**Given exercise:** Look through the material below for "style". Copy every line that contains it.

**Data lines:**
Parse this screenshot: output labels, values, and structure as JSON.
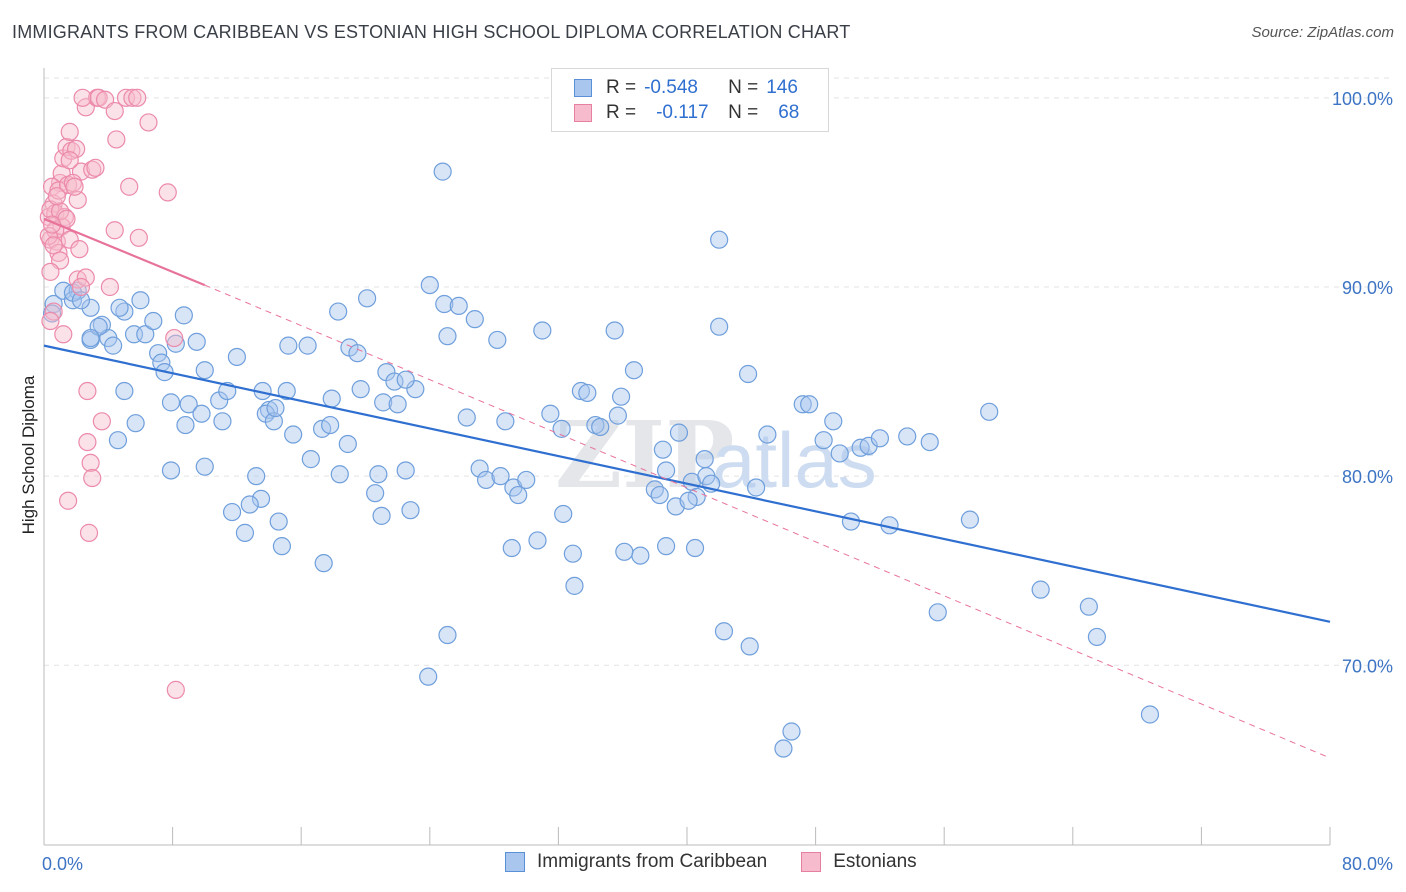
{
  "header": {
    "title": "IMMIGRANTS FROM CARIBBEAN VS ESTONIAN HIGH SCHOOL DIPLOMA CORRELATION CHART",
    "source": "Source: ZipAtlas.com"
  },
  "legend": {
    "rows": [
      {
        "r_label": "R =",
        "r_value": "-0.548",
        "n_label": "N =",
        "n_value": "146",
        "color": "#a9c6ee",
        "border": "#5b8fd6"
      },
      {
        "r_label": "R =",
        "r_value": "-0.117",
        "n_label": "N =",
        "n_value": "68",
        "color": "#f6bccd",
        "border": "#e77fa0"
      }
    ]
  },
  "bottom_legend": [
    {
      "label": "Immigrants from Caribbean",
      "color": "#a9c6ee",
      "border": "#5b8fd6"
    },
    {
      "label": "Estonians",
      "color": "#f6bccd",
      "border": "#e77fa0"
    }
  ],
  "watermark": {
    "zip": "ZIP",
    "atlas": "atlas"
  },
  "chart_data": {
    "type": "scatter",
    "title": "IMMIGRANTS FROM CARIBBEAN VS ESTONIAN HIGH SCHOOL DIPLOMA CORRELATION CHART",
    "xlabel": "",
    "ylabel": "High School Diploma",
    "xlim": [
      0,
      80
    ],
    "ylim": [
      60.5,
      102
    ],
    "x_tick_labels": [
      "0.0%",
      "80.0%"
    ],
    "y_ticks": [
      70,
      80,
      90,
      100
    ],
    "y_tick_labels": [
      "70.0%",
      "80.0%",
      "90.0%",
      "100.0%"
    ],
    "grid": true,
    "colors": {
      "blue": "#3d74c4",
      "blue_fill": "#a9c6ee",
      "pink_line": "#e8739a",
      "pink_fill": "#f6bccd"
    },
    "series": [
      {
        "name": "Immigrants from Caribbean",
        "trend": {
          "x": [
            0,
            80
          ],
          "y": [
            86.9,
            72.3
          ],
          "style": "solid"
        },
        "points": [
          [
            0.6,
            89.1
          ],
          [
            0.5,
            88.6
          ],
          [
            1.2,
            89.8
          ],
          [
            2.1,
            89.8
          ],
          [
            1.8,
            89.3
          ],
          [
            2.9,
            88.9
          ],
          [
            3.6,
            88.0
          ],
          [
            4.0,
            87.3
          ],
          [
            2.9,
            87.2
          ],
          [
            4.3,
            86.9
          ],
          [
            5.0,
            88.7
          ],
          [
            4.7,
            88.9
          ],
          [
            5.6,
            87.5
          ],
          [
            6.3,
            87.5
          ],
          [
            6.8,
            88.2
          ],
          [
            7.1,
            86.5
          ],
          [
            7.3,
            86.0
          ],
          [
            8.2,
            87.0
          ],
          [
            8.7,
            88.5
          ],
          [
            9.5,
            87.1
          ],
          [
            7.5,
            85.5
          ],
          [
            10.0,
            85.6
          ],
          [
            10.9,
            84.0
          ],
          [
            12.0,
            86.3
          ],
          [
            7.9,
            83.9
          ],
          [
            9.0,
            83.8
          ],
          [
            9.8,
            83.3
          ],
          [
            11.1,
            82.9
          ],
          [
            11.4,
            84.5
          ],
          [
            5.0,
            84.5
          ],
          [
            13.6,
            84.5
          ],
          [
            14.0,
            83.5
          ],
          [
            13.8,
            83.3
          ],
          [
            14.3,
            82.9
          ],
          [
            15.2,
            86.9
          ],
          [
            16.4,
            86.9
          ],
          [
            15.1,
            84.5
          ],
          [
            15.5,
            82.2
          ],
          [
            16.6,
            80.9
          ],
          [
            17.3,
            82.5
          ],
          [
            17.8,
            82.7
          ],
          [
            18.3,
            88.7
          ],
          [
            19.0,
            86.8
          ],
          [
            19.5,
            86.5
          ],
          [
            19.7,
            84.6
          ],
          [
            18.9,
            81.7
          ],
          [
            18.4,
            80.1
          ],
          [
            20.1,
            89.4
          ],
          [
            20.8,
            80.1
          ],
          [
            21.1,
            83.9
          ],
          [
            21.3,
            85.5
          ],
          [
            21.8,
            85.0
          ],
          [
            22.0,
            83.8
          ],
          [
            20.6,
            79.1
          ],
          [
            21.0,
            77.9
          ],
          [
            22.5,
            80.3
          ],
          [
            23.1,
            84.6
          ],
          [
            22.8,
            78.2
          ],
          [
            24.0,
            90.1
          ],
          [
            24.9,
            89.1
          ],
          [
            25.1,
            87.4
          ],
          [
            25.8,
            89.0
          ],
          [
            26.3,
            83.1
          ],
          [
            26.8,
            88.3
          ],
          [
            27.1,
            80.4
          ],
          [
            27.5,
            79.8
          ],
          [
            28.4,
            80.0
          ],
          [
            28.2,
            87.2
          ],
          [
            28.7,
            82.9
          ],
          [
            29.2,
            79.4
          ],
          [
            29.5,
            79.0
          ],
          [
            30.0,
            79.8
          ],
          [
            29.1,
            76.2
          ],
          [
            30.7,
            76.6
          ],
          [
            31.0,
            87.7
          ],
          [
            31.5,
            83.3
          ],
          [
            32.2,
            82.5
          ],
          [
            32.3,
            78.0
          ],
          [
            32.9,
            75.9
          ],
          [
            33.4,
            84.5
          ],
          [
            33.8,
            84.4
          ],
          [
            34.3,
            82.7
          ],
          [
            34.6,
            82.6
          ],
          [
            35.5,
            87.7
          ],
          [
            35.9,
            84.2
          ],
          [
            35.7,
            83.2
          ],
          [
            36.7,
            85.6
          ],
          [
            37.1,
            75.8
          ],
          [
            38.0,
            79.3
          ],
          [
            38.7,
            80.3
          ],
          [
            38.5,
            81.4
          ],
          [
            38.3,
            79.0
          ],
          [
            39.3,
            78.4
          ],
          [
            39.5,
            82.3
          ],
          [
            40.3,
            79.7
          ],
          [
            40.6,
            78.9
          ],
          [
            40.1,
            78.7
          ],
          [
            41.1,
            80.9
          ],
          [
            41.2,
            80.0
          ],
          [
            41.5,
            79.6
          ],
          [
            42.0,
            87.9
          ],
          [
            42.0,
            92.5
          ],
          [
            42.3,
            71.8
          ],
          [
            43.8,
            85.4
          ],
          [
            43.9,
            71.0
          ],
          [
            44.3,
            79.4
          ],
          [
            45.0,
            82.2
          ],
          [
            46.0,
            65.6
          ],
          [
            46.5,
            66.5
          ],
          [
            47.2,
            83.8
          ],
          [
            47.6,
            83.8
          ],
          [
            48.5,
            81.9
          ],
          [
            49.1,
            82.9
          ],
          [
            49.5,
            81.2
          ],
          [
            50.2,
            77.6
          ],
          [
            50.8,
            81.5
          ],
          [
            51.3,
            81.6
          ],
          [
            52.0,
            82.0
          ],
          [
            52.6,
            77.4
          ],
          [
            53.7,
            82.1
          ],
          [
            55.1,
            81.8
          ],
          [
            55.6,
            72.8
          ],
          [
            57.6,
            77.7
          ],
          [
            58.8,
            83.4
          ],
          [
            62.0,
            74.0
          ],
          [
            65.0,
            73.1
          ],
          [
            65.5,
            71.5
          ],
          [
            68.8,
            67.4
          ],
          [
            23.9,
            69.4
          ],
          [
            25.1,
            71.6
          ],
          [
            17.4,
            75.4
          ],
          [
            24.8,
            96.1
          ],
          [
            6.0,
            89.3
          ],
          [
            14.8,
            76.3
          ],
          [
            14.6,
            77.6
          ],
          [
            12.5,
            77.0
          ],
          [
            17.9,
            84.1
          ],
          [
            3.4,
            87.9
          ],
          [
            2.9,
            87.3
          ],
          [
            5.7,
            82.8
          ],
          [
            8.8,
            82.7
          ],
          [
            4.6,
            81.9
          ],
          [
            10.0,
            80.5
          ],
          [
            13.5,
            78.8
          ],
          [
            1.8,
            89.7
          ],
          [
            2.3,
            89.3
          ],
          [
            11.7,
            78.1
          ],
          [
            12.8,
            78.5
          ],
          [
            22.5,
            85.1
          ],
          [
            14.4,
            83.6
          ],
          [
            13.2,
            80.0
          ],
          [
            7.9,
            80.3
          ],
          [
            33.0,
            74.2
          ],
          [
            36.1,
            76.0
          ],
          [
            38.7,
            76.3
          ],
          [
            40.5,
            76.2
          ]
        ]
      },
      {
        "name": "Estonians",
        "trend": {
          "x": [
            0,
            10,
            80
          ],
          "y": [
            93.6,
            90.1,
            65.1
          ],
          "style": "solid-then-dashed"
        },
        "points": [
          [
            0.3,
            93.7
          ],
          [
            0.4,
            92.5
          ],
          [
            0.6,
            94.4
          ],
          [
            0.7,
            93.9
          ],
          [
            0.8,
            92.4
          ],
          [
            0.9,
            91.8
          ],
          [
            1.0,
            95.5
          ],
          [
            1.1,
            96.0
          ],
          [
            0.5,
            95.3
          ],
          [
            0.4,
            94.1
          ],
          [
            0.9,
            95.1
          ],
          [
            1.2,
            96.8
          ],
          [
            1.4,
            97.4
          ],
          [
            1.6,
            98.2
          ],
          [
            1.7,
            97.2
          ],
          [
            2.0,
            97.3
          ],
          [
            2.3,
            96.1
          ],
          [
            1.5,
            95.4
          ],
          [
            1.8,
            95.5
          ],
          [
            2.1,
            94.6
          ],
          [
            1.3,
            93.7
          ],
          [
            1.1,
            93.2
          ],
          [
            1.6,
            92.5
          ],
          [
            2.2,
            92.0
          ],
          [
            2.6,
            99.5
          ],
          [
            3.3,
            100.0
          ],
          [
            2.4,
            100.0
          ],
          [
            3.4,
            100.0
          ],
          [
            3.8,
            99.9
          ],
          [
            4.4,
            99.3
          ],
          [
            5.1,
            100.0
          ],
          [
            5.5,
            100.0
          ],
          [
            5.8,
            100.0
          ],
          [
            6.5,
            98.7
          ],
          [
            4.5,
            97.8
          ],
          [
            3.0,
            96.2
          ],
          [
            1.0,
            94.0
          ],
          [
            0.7,
            93.0
          ],
          [
            0.3,
            92.7
          ],
          [
            0.6,
            92.2
          ],
          [
            3.2,
            96.3
          ],
          [
            5.3,
            95.3
          ],
          [
            7.7,
            95.0
          ],
          [
            4.4,
            93.0
          ],
          [
            5.9,
            92.6
          ],
          [
            1.0,
            91.4
          ],
          [
            2.1,
            90.4
          ],
          [
            2.6,
            90.5
          ],
          [
            4.1,
            90.0
          ],
          [
            2.3,
            90.0
          ],
          [
            1.2,
            87.5
          ],
          [
            8.1,
            87.3
          ],
          [
            0.6,
            88.7
          ],
          [
            0.4,
            88.2
          ],
          [
            2.7,
            84.5
          ],
          [
            3.6,
            82.9
          ],
          [
            2.7,
            81.8
          ],
          [
            2.9,
            80.7
          ],
          [
            3.0,
            79.9
          ],
          [
            1.5,
            78.7
          ],
          [
            2.8,
            77.0
          ],
          [
            8.2,
            68.7
          ],
          [
            1.4,
            93.6
          ],
          [
            1.9,
            95.3
          ],
          [
            0.8,
            94.8
          ],
          [
            1.6,
            96.7
          ],
          [
            0.5,
            93.3
          ],
          [
            0.4,
            90.8
          ]
        ]
      }
    ]
  }
}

**Exercise solution:**
          "style": "solid"
          "style": "solid-then-dashed"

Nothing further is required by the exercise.